> Objective:
Copy every record below exactly.

* Begin *

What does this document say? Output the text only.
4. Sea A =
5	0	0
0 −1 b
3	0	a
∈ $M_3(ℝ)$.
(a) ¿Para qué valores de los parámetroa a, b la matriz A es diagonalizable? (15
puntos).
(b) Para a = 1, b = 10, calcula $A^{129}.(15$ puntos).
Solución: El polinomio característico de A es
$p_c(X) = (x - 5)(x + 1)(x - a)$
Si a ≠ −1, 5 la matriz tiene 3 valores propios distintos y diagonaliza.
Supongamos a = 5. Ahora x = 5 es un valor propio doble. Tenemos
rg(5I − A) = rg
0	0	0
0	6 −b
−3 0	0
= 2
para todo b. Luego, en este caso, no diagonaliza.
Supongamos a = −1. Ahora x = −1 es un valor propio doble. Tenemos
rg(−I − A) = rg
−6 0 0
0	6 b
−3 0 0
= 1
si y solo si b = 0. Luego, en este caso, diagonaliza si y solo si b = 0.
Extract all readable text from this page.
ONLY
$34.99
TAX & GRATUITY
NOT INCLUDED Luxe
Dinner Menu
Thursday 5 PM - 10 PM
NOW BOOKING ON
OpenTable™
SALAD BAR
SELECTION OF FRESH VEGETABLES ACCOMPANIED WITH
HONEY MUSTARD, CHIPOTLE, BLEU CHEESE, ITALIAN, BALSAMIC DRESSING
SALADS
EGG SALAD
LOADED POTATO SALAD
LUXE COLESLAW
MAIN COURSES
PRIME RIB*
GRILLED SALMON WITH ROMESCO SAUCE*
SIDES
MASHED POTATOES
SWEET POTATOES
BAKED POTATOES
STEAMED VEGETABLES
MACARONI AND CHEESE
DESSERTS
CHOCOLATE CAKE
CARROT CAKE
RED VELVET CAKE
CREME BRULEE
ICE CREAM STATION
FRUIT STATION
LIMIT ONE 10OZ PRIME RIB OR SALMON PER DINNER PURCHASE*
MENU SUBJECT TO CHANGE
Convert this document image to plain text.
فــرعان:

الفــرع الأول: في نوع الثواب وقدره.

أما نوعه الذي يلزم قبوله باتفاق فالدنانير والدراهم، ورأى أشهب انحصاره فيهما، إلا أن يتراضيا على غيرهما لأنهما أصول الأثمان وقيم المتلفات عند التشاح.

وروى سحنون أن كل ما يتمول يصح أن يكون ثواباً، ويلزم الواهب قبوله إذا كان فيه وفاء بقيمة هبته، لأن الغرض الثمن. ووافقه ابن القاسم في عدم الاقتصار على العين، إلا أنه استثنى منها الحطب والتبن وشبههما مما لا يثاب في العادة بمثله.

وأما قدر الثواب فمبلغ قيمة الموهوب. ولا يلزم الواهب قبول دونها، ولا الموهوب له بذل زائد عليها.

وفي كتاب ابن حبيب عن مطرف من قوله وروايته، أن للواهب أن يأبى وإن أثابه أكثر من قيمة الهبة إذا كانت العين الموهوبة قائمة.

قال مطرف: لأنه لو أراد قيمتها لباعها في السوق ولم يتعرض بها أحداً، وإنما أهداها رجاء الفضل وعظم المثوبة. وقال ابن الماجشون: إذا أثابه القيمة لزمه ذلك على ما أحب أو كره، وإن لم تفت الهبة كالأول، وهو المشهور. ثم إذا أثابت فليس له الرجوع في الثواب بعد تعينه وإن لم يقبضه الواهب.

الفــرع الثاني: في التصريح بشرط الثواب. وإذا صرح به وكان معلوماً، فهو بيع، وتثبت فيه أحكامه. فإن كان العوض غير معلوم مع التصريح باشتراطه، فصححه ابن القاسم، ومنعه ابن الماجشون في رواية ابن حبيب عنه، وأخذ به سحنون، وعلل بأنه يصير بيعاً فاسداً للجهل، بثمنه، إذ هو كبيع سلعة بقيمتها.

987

* End *

> Output of the exercise:
What does this document say? Output the text only.
4. Sea A =
5	0	0
0 −1 b
3	0	a
∈ $M_3(ℝ)$.
(a) ¿Para qué valores de los parámetroa a, b la matriz A es diagonalizable? (15
puntos).
(b) Para a = 1, b = 10, calcula $A^{129}.(15$ puntos).
Solución: El polinomio característico de A es
$p_c(X) = (x - 5)(x + 1)(x - a)$
Si a ≠ −1, 5 la matriz tiene 3 valores propios distintos y diagonaliza.
Supongamos a = 5. Ahora x = 5 es un valor propio doble. Tenemos
rg(5I − A) = rg
0	0	0
0	6 −b
−3 0	0
= 2
para todo b. Luego, en este caso, no diagonaliza.
Supongamos a = −1. Ahora x = −1 es un valor propio doble. Tenemos
rg(−I − A) = rg
−6 0 0
0	6 b
−3 0 0
= 1
si y solo si b = 0. Luego, en este caso, diagonaliza si y solo si b = 0.
Extract all readable text from this page.
ONLY
$34.99
TAX & GRATUITY
NOT INCLUDED Luxe
Dinner Menu
Thursday 5 PM - 10 PM
NOW BOOKING ON
OpenTable™
SALAD BAR
SELECTION OF FRESH VEGETABLES ACCOMPANIED WITH
HONEY MUSTARD, CHIPOTLE, BLEU CHEESE, ITALIAN, BALSAMIC DRESSING
SALADS
EGG SALAD
LOADED POTATO SALAD
LUXE COLESLAW
MAIN COURSES
PRIME RIB*
GRILLED SALMON WITH ROMESCO SAUCE*
SIDES
MASHED POTATOES
SWEET POTATOES
BAKED POTATOES
STEAMED VEGETABLES
MACARONI AND CHEESE
DESSERTS
CHOCOLATE CAKE
CARROT CAKE
RED VELVET CAKE
CREME BRULEE
ICE CREAM STATION
FRUIT STATION
LIMIT ONE 10OZ PRIME RIB OR SALMON PER DINNER PURCHASE*
MENU SUBJECT TO CHANGE
Convert this document image to plain text.
فــرعان:

الفــرع الأول: في نوع الثواب وقدره.

أما نوعه الذي يلزم قبوله باتفاق فالدنانير والدراهم، ورأى أشهب انحصاره فيهما، إلا أن يتراضيا على غيرهما لأنهما أصول الأثمان وقيم المتلفات عند التشاح.

وروى سحنون أن كل ما يتمول يصح أن يكون ثواباً، ويلزم الواهب قبوله إذا كان فيه وفاء بقيمة هبته، لأن الغرض الثمن. ووافقه ابن القاسم في عدم الاقتصار على العين، إلا أنه استثنى منها الحطب والتبن وشبههما مما لا يثاب في العادة بمثله.

وأما قدر الثواب فمبلغ قيمة الموهوب. ولا يلزم الواهب قبول دونها، ولا الموهوب له بذل زائد عليها.

وفي كتاب ابن حبيب عن مطرف من قوله وروايته، أن للواهب أن يأبى وإن أثابه أكثر من قيمة الهبة إذا كانت العين الموهوبة قائمة.

قال مطرف: لأنه لو أراد قيمتها لباعها في السوق ولم يتعرض بها أحداً، وإنما أهداها رجاء الفضل وعظم المثوبة. وقال ابن الماجشون: إذا أثابه القيمة لزمه ذلك على ما أحب أو كره، وإن لم تفت الهبة كالأول، وهو المشهور. ثم إذا أثابت فليس له الرجوع في الثواب بعد تعينه وإن لم يقبضه الواهب.

الفــرع الثاني: في التصريح بشرط الثواب. وإذا صرح به وكان معلوماً، فهو بيع، وتثبت فيه أحكامه. فإن كان العوض غير معلوم مع التصريح باشتراطه، فصححه ابن القاسم، ومنعه ابن الماجشون في رواية ابن حبيب عنه، وأخذ به سحنون، وعلل بأنه يصير بيعاً فاسداً للجهل، بثمنه، إذ هو كبيع سلعة بقيمتها.

987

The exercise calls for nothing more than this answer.